EXERCISE =>
Print all records exactly, leaving nothing out.

RECORD EXCERPTS =>

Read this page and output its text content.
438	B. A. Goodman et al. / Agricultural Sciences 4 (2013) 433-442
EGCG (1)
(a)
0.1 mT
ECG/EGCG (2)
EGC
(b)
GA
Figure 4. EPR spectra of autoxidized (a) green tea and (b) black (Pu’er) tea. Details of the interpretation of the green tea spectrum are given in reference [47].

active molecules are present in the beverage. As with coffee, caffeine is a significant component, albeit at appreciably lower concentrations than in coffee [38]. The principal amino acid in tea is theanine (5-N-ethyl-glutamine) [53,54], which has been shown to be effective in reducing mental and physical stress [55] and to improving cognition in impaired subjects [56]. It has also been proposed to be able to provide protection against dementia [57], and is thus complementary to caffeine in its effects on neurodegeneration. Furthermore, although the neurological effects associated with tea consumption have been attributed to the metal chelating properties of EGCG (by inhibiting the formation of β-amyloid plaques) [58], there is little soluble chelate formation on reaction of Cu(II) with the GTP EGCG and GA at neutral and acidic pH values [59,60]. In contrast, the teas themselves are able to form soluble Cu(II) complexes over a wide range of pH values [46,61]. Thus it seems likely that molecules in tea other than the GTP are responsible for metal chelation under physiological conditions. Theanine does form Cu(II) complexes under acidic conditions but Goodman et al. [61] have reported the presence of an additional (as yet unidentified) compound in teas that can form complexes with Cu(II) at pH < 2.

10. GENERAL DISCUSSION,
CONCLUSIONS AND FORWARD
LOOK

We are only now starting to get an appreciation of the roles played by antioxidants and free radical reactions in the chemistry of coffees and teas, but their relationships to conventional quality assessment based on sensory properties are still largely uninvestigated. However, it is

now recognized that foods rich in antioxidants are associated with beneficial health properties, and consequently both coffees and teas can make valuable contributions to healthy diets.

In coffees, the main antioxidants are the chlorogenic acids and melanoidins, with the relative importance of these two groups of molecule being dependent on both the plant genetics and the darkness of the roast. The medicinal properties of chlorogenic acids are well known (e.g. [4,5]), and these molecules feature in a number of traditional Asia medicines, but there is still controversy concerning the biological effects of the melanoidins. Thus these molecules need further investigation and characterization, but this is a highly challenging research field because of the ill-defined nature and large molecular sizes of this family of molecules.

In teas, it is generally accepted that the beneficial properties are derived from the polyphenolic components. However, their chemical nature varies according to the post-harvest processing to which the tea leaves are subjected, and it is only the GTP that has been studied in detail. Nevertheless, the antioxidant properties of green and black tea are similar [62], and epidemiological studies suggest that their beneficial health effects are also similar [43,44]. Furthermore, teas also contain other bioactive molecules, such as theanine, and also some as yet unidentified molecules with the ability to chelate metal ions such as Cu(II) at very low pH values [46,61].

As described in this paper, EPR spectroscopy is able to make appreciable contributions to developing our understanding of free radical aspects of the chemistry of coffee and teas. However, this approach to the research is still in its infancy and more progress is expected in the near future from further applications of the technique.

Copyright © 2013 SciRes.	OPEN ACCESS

WRITTEN ANSWER =>
Read this page and output its text content.
438	B. A. Goodman et al. / Agricultural Sciences 4 (2013) 433-442
EGCG (1)
(a)
0.1 mT
ECG/EGCG (2)
EGC
(b)
GA
Figure 4. EPR spectra of autoxidized (a) green tea and (b) black (Pu’er) tea. Details of the interpretation of the green tea spectrum are given in reference [47].

active molecules are present in the beverage. As with coffee, caffeine is a significant component, albeit at appreciably lower concentrations than in coffee [38]. The principal amino acid in tea is theanine (5-N-ethyl-glutamine) [53,54], which has been shown to be effective in reducing mental and physical stress [55] and to improving cognition in impaired subjects [56]. It has also been proposed to be able to provide protection against dementia [57], and is thus complementary to caffeine in its effects on neurodegeneration. Furthermore, although the neurological effects associated with tea consumption have been attributed to the metal chelating properties of EGCG (by inhibiting the formation of β-amyloid plaques) [58], there is little soluble chelate formation on reaction of Cu(II) with the GTP EGCG and GA at neutral and acidic pH values [59,60]. In contrast, the teas themselves are able to form soluble Cu(II) complexes over a wide range of pH values [46,61]. Thus it seems likely that molecules in tea other than the GTP are responsible for metal chelation under physiological conditions. Theanine does form Cu(II) complexes under acidic conditions but Goodman et al. [61] have reported the presence of an additional (as yet unidentified) compound in teas that can form complexes with Cu(II) at pH < 2.

10. GENERAL DISCUSSION,
CONCLUSIONS AND FORWARD
LOOK

We are only now starting to get an appreciation of the roles played by antioxidants and free radical reactions in the chemistry of coffees and teas, but their relationships to conventional quality assessment based on sensory properties are still largely uninvestigated. However, it is

now recognized that foods rich in antioxidants are associated with beneficial health properties, and consequently both coffees and teas can make valuable contributions to healthy diets.

In coffees, the main antioxidants are the chlorogenic acids and melanoidins, with the relative importance of these two groups of molecule being dependent on both the plant genetics and the darkness of the roast. The medicinal properties of chlorogenic acids are well known (e.g. [4,5]), and these molecules feature in a number of traditional Asia medicines, but there is still controversy concerning the biological effects of the melanoidins. Thus these molecules need further investigation and characterization, but this is a highly challenging research field because of the ill-defined nature and large molecular sizes of this family of molecules.

In teas, it is generally accepted that the beneficial properties are derived from the polyphenolic components. However, their chemical nature varies according to the post-harvest processing to which the tea leaves are subjected, and it is only the GTP that has been studied in detail. Nevertheless, the antioxidant properties of green and black tea are similar [62], and epidemiological studies suggest that their beneficial health effects are also similar [43,44]. Furthermore, teas also contain other bioactive molecules, such as theanine, and also some as yet unidentified molecules with the ability to chelate metal ions such as Cu(II) at very low pH values [46,61].

As described in this paper, EPR spectroscopy is able to make appreciable contributions to developing our understanding of free radical aspects of the chemistry of coffee and teas. However, this approach to the research is still in its infancy and more progress is expected in the near future from further applications of the technique.

Copyright © 2013 SciRes.	OPEN ACCESS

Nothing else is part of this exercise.